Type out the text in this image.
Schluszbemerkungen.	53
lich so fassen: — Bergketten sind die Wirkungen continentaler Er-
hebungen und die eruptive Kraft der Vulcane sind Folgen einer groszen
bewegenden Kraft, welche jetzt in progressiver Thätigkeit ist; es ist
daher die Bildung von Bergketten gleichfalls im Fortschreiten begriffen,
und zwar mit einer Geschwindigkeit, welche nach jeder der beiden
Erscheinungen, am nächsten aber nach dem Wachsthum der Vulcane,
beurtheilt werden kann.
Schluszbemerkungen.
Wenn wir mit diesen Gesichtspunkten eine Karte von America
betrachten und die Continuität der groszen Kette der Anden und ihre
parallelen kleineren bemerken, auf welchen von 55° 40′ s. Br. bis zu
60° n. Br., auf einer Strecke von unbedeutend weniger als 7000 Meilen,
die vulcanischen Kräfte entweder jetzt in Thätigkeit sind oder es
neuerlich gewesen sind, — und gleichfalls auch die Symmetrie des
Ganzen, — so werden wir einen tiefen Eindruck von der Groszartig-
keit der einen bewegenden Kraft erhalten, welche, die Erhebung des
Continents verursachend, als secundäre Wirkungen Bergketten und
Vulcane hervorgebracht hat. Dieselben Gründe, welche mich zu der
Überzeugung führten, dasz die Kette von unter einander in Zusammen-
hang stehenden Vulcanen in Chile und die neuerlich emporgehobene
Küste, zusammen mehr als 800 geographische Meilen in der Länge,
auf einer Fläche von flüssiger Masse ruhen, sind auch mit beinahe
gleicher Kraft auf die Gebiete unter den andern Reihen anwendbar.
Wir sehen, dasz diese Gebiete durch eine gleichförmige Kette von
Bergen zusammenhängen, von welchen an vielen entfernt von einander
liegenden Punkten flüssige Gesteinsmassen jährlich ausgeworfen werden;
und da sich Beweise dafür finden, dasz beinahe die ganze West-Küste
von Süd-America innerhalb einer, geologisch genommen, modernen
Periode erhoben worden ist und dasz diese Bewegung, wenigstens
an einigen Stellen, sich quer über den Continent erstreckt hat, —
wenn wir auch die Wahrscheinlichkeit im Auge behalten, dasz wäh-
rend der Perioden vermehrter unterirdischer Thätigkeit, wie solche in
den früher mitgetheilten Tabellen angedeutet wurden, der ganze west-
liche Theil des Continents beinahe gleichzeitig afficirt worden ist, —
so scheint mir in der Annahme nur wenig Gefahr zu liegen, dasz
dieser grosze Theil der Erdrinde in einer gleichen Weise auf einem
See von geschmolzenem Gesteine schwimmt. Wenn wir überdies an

◆ ◆ ◆

◆ Requirement: Without altering a single word, transcribe the entries above.

◆ Answer box:
Type out the text in this image.
Schluszbemerkungen.	53
lich so fassen: — Bergketten sind die Wirkungen continentaler Er-
hebungen und die eruptive Kraft der Vulcane sind Folgen einer groszen
bewegenden Kraft, welche jetzt in progressiver Thätigkeit ist; es ist
daher die Bildung von Bergketten gleichfalls im Fortschreiten begriffen,
und zwar mit einer Geschwindigkeit, welche nach jeder der beiden
Erscheinungen, am nächsten aber nach dem Wachsthum der Vulcane,
beurtheilt werden kann.
Schluszbemerkungen.
Wenn wir mit diesen Gesichtspunkten eine Karte von America
betrachten und die Continuität der groszen Kette der Anden und ihre
parallelen kleineren bemerken, auf welchen von 55° 40′ s. Br. bis zu
60° n. Br., auf einer Strecke von unbedeutend weniger als 7000 Meilen,
die vulcanischen Kräfte entweder jetzt in Thätigkeit sind oder es
neuerlich gewesen sind, — und gleichfalls auch die Symmetrie des
Ganzen, — so werden wir einen tiefen Eindruck von der Groszartig-
keit der einen bewegenden Kraft erhalten, welche, die Erhebung des
Continents verursachend, als secundäre Wirkungen Bergketten und
Vulcane hervorgebracht hat. Dieselben Gründe, welche mich zu der
Überzeugung führten, dasz die Kette von unter einander in Zusammen-
hang stehenden Vulcanen in Chile und die neuerlich emporgehobene
Küste, zusammen mehr als 800 geographische Meilen in der Länge,
auf einer Fläche von flüssiger Masse ruhen, sind auch mit beinahe
gleicher Kraft auf die Gebiete unter den andern Reihen anwendbar.
Wir sehen, dasz diese Gebiete durch eine gleichförmige Kette von
Bergen zusammenhängen, von welchen an vielen entfernt von einander
liegenden Punkten flüssige Gesteinsmassen jährlich ausgeworfen werden;
und da sich Beweise dafür finden, dasz beinahe die ganze West-Küste
von Süd-America innerhalb einer, geologisch genommen, modernen
Periode erhoben worden ist und dasz diese Bewegung, wenigstens
an einigen Stellen, sich quer über den Continent erstreckt hat, —
wenn wir auch die Wahrscheinlichkeit im Auge behalten, dasz wäh-
rend der Perioden vermehrter unterirdischer Thätigkeit, wie solche in
den früher mitgetheilten Tabellen angedeutet wurden, der ganze west-
liche Theil des Continents beinahe gleichzeitig afficirt worden ist, —
so scheint mir in der Annahme nur wenig Gefahr zu liegen, dasz
dieser grosze Theil der Erdrinde in einer gleichen Weise auf einem
See von geschmolzenem Gesteine schwimmt. Wenn wir überdies an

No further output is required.